** start of Given records **
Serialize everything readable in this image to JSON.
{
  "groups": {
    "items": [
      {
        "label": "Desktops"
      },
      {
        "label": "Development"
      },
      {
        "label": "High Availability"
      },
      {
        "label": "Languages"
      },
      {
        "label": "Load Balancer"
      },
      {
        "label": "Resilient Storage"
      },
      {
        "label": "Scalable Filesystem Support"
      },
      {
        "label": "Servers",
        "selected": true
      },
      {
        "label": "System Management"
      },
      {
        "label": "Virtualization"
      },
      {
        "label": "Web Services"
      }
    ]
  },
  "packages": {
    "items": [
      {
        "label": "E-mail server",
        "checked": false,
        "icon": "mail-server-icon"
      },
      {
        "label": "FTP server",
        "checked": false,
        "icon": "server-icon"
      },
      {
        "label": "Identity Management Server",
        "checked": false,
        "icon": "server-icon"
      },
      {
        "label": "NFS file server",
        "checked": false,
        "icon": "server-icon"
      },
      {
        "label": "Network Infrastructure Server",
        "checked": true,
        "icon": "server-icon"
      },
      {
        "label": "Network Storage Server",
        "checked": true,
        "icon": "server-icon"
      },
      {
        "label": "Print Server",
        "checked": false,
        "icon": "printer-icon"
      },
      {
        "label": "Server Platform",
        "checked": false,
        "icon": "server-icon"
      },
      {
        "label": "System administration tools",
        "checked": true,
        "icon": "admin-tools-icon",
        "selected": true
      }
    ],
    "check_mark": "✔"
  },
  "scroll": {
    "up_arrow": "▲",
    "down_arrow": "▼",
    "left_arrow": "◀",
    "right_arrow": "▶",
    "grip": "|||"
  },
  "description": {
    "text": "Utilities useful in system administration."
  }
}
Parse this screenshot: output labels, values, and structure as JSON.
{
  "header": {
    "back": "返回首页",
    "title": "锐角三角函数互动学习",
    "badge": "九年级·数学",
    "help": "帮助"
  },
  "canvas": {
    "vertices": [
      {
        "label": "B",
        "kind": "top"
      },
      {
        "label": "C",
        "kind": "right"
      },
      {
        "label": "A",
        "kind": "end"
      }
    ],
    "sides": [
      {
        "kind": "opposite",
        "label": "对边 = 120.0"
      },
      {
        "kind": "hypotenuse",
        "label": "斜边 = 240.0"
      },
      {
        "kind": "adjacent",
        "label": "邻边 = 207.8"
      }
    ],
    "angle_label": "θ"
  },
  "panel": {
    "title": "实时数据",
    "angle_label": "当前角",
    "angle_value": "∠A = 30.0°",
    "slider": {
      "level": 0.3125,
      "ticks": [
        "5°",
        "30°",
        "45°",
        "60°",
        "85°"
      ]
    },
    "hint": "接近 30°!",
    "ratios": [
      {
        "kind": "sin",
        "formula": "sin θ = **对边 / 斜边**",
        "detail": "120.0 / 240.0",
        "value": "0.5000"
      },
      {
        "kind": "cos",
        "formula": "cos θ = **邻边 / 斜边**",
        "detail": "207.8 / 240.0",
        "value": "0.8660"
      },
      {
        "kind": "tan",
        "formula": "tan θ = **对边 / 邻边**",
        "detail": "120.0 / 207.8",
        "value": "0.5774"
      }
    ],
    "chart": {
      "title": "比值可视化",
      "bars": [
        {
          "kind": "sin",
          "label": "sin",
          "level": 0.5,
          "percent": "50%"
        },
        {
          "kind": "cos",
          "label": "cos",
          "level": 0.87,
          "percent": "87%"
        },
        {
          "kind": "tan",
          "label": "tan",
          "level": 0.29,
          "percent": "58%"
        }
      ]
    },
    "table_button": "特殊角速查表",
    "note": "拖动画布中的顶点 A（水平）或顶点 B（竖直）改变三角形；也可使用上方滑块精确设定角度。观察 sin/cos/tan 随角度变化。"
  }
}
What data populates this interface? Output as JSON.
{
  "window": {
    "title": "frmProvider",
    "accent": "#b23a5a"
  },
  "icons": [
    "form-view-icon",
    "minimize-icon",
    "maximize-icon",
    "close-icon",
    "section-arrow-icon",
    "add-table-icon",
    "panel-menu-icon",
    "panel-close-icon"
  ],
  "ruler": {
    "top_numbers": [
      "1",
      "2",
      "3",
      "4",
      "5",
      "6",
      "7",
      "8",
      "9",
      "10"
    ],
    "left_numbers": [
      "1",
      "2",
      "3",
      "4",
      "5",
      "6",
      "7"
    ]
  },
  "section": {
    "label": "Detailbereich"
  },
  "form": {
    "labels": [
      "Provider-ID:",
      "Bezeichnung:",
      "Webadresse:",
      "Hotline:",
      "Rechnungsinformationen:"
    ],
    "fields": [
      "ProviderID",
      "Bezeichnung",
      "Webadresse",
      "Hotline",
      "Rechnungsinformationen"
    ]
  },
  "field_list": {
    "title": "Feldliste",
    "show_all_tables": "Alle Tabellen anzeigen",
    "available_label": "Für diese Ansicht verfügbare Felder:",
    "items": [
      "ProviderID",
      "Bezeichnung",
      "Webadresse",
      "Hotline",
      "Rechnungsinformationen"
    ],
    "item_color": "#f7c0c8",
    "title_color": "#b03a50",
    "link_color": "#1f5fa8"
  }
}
** end of Given records **
- **Directions**
Copy all of the data exactly.

- **Result**
Serialize everything readable in this image to JSON.
{
  "groups": {
    "items": [
      {
        "label": "Desktops"
      },
      {
        "label": "Development"
      },
      {
        "label": "High Availability"
      },
      {
        "label": "Languages"
      },
      {
        "label": "Load Balancer"
      },
      {
        "label": "Resilient Storage"
      },
      {
        "label": "Scalable Filesystem Support"
      },
      {
        "label": "Servers",
        "selected": true
      },
      {
        "label": "System Management"
      },
      {
        "label": "Virtualization"
      },
      {
        "label": "Web Services"
      }
    ]
  },
  "packages": {
    "items": [
      {
        "label": "E-mail server",
        "checked": false,
        "icon": "mail-server-icon"
      },
      {
        "label": "FTP server",
        "checked": false,
        "icon": "server-icon"
      },
      {
        "label": "Identity Management Server",
        "checked": false,
        "icon": "server-icon"
      },
      {
        "label": "NFS file server",
        "checked": false,
        "icon": "server-icon"
      },
      {
        "label": "Network Infrastructure Server",
        "checked": true,
        "icon": "server-icon"
      },
      {
        "label": "Network Storage Server",
        "checked": true,
        "icon": "server-icon"
      },
      {
        "label": "Print Server",
        "checked": false,
        "icon": "printer-icon"
      },
      {
        "label": "Server Platform",
        "checked": false,
        "icon": "server-icon"
      },
      {
        "label": "System administration tools",
        "checked": true,
        "icon": "admin-tools-icon",
        "selected": true
      }
    ],
    "check_mark": "✔"
  },
  "scroll": {
    "up_arrow": "▲",
    "down_arrow": "▼",
    "left_arrow": "◀",
    "right_arrow": "▶",
    "grip": "|||"
  },
  "description": {
    "text": "Utilities useful in system administration."
  }
}
Parse this screenshot: output labels, values, and structure as JSON.
{
  "header": {
    "back": "返回首页",
    "title": "锐角三角函数互动学习",
    "badge": "九年级·数学",
    "help": "帮助"
  },
  "canvas": {
    "vertices": [
      {
        "label": "B",
        "kind": "top"
      },
      {
        "label": "C",
        "kind": "right"
      },
      {
        "label": "A",
        "kind": "end"
      }
    ],
    "sides": [
      {
        "kind": "opposite",
        "label": "对边 = 120.0"
      },
      {
        "kind": "hypotenuse",
        "label": "斜边 = 240.0"
      },
      {
        "kind": "adjacent",
        "label": "邻边 = 207.8"
      }
    ],
    "angle_label": "θ"
  },
  "panel": {
    "title": "实时数据",
    "angle_label": "当前角",
    "angle_value": "∠A = 30.0°",
    "slider": {
      "level": 0.3125,
      "ticks": [
        "5°",
        "30°",
        "45°",
        "60°",
        "85°"
      ]
    },
    "hint": "接近 30°!",
    "ratios": [
      {
        "kind": "sin",
        "formula": "sin θ = **对边 / 斜边**",
        "detail": "120.0 / 240.0",
        "value": "0.5000"
      },
      {
        "kind": "cos",
        "formula": "cos θ = **邻边 / 斜边**",
        "detail": "207.8 / 240.0",
        "value": "0.8660"
      },
      {
        "kind": "tan",
        "formula": "tan θ = **对边 / 邻边**",
        "detail": "120.0 / 207.8",
        "value": "0.5774"
      }
    ],
    "chart": {
      "title": "比值可视化",
      "bars": [
        {
          "kind": "sin",
          "label": "sin",
          "level": 0.5,
          "percent": "50%"
        },
        {
          "kind": "cos",
          "label": "cos",
          "level": 0.87,
          "percent": "87%"
        },
        {
          "kind": "tan",
          "label": "tan",
          "level": 0.29,
          "percent": "58%"
        }
      ]
    },
    "table_button": "特殊角速查表",
    "note": "拖动画布中的顶点 A（水平）或顶点 B（竖直）改变三角形；也可使用上方滑块精确设定角度。观察 sin/cos/tan 随角度变化。"
  }
}
What data populates this interface? Output as JSON.
{
  "window": {
    "title": "frmProvider",
    "accent": "#b23a5a"
  },
  "icons": [
    "form-view-icon",
    "minimize-icon",
    "maximize-icon",
    "close-icon",
    "section-arrow-icon",
    "add-table-icon",
    "panel-menu-icon",
    "panel-close-icon"
  ],
  "ruler": {
    "top_numbers": [
      "1",
      "2",
      "3",
      "4",
      "5",
      "6",
      "7",
      "8",
      "9",
      "10"
    ],
    "left_numbers": [
      "1",
      "2",
      "3",
      "4",
      "5",
      "6",
      "7"
    ]
  },
  "section": {
    "label": "Detailbereich"
  },
  "form": {
    "labels": [
      "Provider-ID:",
      "Bezeichnung:",
      "Webadresse:",
      "Hotline:",
      "Rechnungsinformationen:"
    ],
    "fields": [
      "ProviderID",
      "Bezeichnung",
      "Webadresse",
      "Hotline",
      "Rechnungsinformationen"
    ]
  },
  "field_list": {
    "title": "Feldliste",
    "show_all_tables": "Alle Tabellen anzeigen",
    "available_label": "Für diese Ansicht verfügbare Felder:",
    "items": [
      "ProviderID",
      "Bezeichnung",
      "Webadresse",
      "Hotline",
      "Rechnungsinformationen"
    ],
    "item_color": "#f7c0c8",
    "title_color": "#b03a50",
    "link_color": "#1f5fa8"
  }
}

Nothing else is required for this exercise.